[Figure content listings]
--- begin ---

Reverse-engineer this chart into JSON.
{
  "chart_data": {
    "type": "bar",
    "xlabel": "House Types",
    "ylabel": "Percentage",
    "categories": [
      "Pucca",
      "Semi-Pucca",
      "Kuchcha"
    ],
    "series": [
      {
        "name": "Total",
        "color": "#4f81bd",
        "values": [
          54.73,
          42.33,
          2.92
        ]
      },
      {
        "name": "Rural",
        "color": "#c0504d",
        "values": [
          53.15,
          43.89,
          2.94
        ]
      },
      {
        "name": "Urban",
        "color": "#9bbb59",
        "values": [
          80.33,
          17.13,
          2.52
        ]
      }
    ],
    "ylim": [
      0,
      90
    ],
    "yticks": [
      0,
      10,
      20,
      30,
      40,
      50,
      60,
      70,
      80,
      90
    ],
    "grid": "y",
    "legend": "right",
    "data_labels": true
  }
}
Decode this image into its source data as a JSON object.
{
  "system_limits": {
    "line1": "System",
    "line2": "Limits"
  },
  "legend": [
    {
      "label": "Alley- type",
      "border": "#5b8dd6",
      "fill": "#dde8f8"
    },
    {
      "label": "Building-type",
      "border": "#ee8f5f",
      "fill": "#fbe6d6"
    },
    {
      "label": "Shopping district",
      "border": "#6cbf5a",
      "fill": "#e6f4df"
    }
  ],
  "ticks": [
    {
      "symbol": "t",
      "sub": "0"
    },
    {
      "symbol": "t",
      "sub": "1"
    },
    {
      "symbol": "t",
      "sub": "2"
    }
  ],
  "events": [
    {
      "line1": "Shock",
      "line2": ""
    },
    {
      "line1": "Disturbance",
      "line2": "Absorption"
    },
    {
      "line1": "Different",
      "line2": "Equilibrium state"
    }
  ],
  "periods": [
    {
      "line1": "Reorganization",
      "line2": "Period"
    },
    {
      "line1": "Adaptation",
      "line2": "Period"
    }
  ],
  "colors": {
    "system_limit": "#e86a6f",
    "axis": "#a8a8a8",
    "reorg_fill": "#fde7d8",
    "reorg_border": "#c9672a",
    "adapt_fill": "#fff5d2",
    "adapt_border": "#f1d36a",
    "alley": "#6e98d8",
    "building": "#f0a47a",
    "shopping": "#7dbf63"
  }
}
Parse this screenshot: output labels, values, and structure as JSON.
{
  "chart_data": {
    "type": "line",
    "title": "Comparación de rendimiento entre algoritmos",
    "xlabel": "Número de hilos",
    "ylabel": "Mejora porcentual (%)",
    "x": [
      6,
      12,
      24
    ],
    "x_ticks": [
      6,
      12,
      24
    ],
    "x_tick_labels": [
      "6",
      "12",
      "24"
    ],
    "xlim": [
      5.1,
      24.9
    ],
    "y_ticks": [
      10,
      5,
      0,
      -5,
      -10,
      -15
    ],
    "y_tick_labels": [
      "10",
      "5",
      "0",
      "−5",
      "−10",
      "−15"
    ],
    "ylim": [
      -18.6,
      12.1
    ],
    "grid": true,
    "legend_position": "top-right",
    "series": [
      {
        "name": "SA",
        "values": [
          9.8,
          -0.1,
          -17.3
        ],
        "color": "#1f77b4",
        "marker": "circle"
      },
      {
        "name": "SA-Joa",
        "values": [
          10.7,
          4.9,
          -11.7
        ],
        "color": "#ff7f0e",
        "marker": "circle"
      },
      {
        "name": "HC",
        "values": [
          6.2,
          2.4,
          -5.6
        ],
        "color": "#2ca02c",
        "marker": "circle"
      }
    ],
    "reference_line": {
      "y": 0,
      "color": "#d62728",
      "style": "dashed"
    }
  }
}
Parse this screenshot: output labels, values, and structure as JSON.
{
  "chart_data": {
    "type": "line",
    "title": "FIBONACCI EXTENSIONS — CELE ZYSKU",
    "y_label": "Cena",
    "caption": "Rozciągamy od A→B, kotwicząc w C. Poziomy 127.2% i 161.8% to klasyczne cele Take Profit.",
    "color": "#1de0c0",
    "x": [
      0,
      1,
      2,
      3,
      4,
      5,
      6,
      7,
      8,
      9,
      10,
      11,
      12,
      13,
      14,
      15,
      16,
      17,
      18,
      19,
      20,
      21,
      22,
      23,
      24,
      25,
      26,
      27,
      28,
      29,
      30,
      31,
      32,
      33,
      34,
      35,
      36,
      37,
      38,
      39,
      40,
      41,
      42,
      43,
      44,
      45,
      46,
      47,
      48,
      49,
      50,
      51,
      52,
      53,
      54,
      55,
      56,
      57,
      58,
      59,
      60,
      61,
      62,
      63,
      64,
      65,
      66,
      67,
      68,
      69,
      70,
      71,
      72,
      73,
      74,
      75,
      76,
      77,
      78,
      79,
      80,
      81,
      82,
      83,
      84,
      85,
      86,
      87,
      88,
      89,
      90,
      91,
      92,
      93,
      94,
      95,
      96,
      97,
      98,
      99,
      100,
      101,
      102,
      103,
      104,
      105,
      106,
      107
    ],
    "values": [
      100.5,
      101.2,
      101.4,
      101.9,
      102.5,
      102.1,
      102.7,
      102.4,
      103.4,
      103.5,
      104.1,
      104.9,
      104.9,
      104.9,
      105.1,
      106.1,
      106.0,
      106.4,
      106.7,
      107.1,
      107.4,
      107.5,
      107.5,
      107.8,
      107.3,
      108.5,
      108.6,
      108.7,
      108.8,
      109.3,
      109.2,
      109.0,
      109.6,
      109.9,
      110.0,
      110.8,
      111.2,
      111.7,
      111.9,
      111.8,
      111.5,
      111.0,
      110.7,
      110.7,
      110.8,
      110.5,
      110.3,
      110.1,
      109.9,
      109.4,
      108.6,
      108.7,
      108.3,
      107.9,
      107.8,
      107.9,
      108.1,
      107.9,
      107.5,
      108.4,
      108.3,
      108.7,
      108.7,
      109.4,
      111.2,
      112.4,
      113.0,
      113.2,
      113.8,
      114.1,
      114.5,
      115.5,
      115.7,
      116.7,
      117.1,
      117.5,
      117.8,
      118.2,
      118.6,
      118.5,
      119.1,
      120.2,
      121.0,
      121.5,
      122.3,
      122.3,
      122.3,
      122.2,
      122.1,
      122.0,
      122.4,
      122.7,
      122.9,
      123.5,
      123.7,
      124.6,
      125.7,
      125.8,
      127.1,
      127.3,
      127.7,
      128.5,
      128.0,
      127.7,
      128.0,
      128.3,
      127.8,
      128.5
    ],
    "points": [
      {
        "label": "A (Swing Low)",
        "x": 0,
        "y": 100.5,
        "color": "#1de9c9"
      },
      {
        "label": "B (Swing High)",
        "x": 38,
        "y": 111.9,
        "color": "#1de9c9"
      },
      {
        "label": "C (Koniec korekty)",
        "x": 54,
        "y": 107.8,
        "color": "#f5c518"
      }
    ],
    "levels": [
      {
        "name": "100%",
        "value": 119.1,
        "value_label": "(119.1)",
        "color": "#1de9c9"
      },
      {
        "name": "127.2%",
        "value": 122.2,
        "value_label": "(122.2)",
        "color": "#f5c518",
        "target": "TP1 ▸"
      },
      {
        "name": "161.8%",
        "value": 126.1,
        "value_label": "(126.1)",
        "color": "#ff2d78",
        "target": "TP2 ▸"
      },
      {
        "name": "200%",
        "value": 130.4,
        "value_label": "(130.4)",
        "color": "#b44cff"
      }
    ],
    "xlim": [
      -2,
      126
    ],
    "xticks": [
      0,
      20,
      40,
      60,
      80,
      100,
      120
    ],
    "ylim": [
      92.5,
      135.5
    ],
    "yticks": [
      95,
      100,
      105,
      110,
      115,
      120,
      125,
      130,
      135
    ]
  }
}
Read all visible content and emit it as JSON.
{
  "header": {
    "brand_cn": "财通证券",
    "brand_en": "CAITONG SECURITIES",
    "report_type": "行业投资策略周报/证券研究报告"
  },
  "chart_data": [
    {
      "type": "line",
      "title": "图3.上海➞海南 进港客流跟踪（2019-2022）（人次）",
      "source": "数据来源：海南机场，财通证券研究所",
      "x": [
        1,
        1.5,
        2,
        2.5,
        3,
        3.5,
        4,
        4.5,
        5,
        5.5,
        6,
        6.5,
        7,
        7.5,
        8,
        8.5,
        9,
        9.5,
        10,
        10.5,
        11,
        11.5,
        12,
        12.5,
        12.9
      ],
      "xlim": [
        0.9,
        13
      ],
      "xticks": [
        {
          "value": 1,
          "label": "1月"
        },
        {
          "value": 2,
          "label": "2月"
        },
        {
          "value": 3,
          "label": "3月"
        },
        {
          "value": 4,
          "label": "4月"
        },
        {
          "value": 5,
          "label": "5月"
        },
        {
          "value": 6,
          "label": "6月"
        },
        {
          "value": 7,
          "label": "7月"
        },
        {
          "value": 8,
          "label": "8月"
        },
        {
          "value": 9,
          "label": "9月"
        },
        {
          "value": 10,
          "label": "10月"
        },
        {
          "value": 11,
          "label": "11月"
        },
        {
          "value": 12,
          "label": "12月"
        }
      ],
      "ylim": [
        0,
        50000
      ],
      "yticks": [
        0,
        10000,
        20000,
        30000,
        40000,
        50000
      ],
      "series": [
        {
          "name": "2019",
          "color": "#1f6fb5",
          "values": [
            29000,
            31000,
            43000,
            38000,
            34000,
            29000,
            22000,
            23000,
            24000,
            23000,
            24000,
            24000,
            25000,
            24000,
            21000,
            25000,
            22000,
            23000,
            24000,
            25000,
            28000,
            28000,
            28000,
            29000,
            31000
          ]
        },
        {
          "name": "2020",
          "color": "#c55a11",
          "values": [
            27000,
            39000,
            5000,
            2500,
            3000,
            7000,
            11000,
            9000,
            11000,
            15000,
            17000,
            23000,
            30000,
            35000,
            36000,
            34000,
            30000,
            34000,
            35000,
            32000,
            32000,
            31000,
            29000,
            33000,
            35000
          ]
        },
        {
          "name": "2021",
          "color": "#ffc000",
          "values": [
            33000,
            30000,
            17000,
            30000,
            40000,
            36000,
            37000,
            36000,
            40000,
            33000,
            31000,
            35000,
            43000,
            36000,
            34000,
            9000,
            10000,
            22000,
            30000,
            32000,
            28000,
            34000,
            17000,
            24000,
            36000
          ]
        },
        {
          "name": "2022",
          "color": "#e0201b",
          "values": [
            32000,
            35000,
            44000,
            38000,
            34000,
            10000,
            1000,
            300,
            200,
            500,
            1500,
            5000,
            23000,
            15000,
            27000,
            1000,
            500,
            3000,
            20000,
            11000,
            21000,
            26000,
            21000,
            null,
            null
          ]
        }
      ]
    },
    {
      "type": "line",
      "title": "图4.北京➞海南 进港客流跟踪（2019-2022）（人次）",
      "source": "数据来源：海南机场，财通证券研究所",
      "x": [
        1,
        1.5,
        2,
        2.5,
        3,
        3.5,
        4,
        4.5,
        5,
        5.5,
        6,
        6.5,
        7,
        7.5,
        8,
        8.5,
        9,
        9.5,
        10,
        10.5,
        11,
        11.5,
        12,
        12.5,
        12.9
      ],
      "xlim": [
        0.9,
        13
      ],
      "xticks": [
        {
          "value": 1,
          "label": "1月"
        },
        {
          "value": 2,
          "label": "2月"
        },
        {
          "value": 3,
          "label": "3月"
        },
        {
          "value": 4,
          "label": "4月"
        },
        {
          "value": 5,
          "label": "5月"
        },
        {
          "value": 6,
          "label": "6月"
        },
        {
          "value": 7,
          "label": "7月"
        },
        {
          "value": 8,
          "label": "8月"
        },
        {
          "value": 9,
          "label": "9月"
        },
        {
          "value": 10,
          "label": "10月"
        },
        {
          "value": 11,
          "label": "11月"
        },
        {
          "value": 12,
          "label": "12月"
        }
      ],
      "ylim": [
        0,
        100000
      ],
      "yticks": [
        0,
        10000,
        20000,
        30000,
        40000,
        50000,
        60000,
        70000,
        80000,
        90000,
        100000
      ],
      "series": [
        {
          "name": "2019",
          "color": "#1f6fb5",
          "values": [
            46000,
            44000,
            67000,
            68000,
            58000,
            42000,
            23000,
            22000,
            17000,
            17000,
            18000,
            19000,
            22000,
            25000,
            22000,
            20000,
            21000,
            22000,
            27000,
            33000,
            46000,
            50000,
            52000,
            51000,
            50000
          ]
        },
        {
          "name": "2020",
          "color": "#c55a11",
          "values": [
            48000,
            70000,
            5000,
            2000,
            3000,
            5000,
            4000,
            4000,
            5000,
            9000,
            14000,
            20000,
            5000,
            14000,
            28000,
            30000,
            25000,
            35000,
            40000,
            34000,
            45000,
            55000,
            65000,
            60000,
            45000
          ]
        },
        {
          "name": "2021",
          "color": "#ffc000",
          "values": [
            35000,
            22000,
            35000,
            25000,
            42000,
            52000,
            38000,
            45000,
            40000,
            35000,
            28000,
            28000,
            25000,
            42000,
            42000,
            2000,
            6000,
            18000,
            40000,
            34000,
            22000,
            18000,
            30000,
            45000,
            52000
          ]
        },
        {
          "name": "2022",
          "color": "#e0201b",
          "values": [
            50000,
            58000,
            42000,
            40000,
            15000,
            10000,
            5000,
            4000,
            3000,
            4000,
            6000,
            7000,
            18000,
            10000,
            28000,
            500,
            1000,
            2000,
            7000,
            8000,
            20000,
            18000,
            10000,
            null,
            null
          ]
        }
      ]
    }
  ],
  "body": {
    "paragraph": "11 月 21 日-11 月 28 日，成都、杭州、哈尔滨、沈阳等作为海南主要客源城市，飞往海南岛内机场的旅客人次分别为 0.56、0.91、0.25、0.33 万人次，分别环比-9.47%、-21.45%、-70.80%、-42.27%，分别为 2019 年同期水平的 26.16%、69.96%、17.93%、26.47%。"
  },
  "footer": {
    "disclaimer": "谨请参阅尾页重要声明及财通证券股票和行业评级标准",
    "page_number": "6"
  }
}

--- end ---

* **Work to do**: Select every line where the word "进港客流跟踪" occurs.

* **Answer for the task**:
      "title": "图3.上海➞海南 进港客流跟踪（2019-2022）（人次）",
      "title": "图4.北京➞海南 进港客流跟踪（2019-2022）（人次）",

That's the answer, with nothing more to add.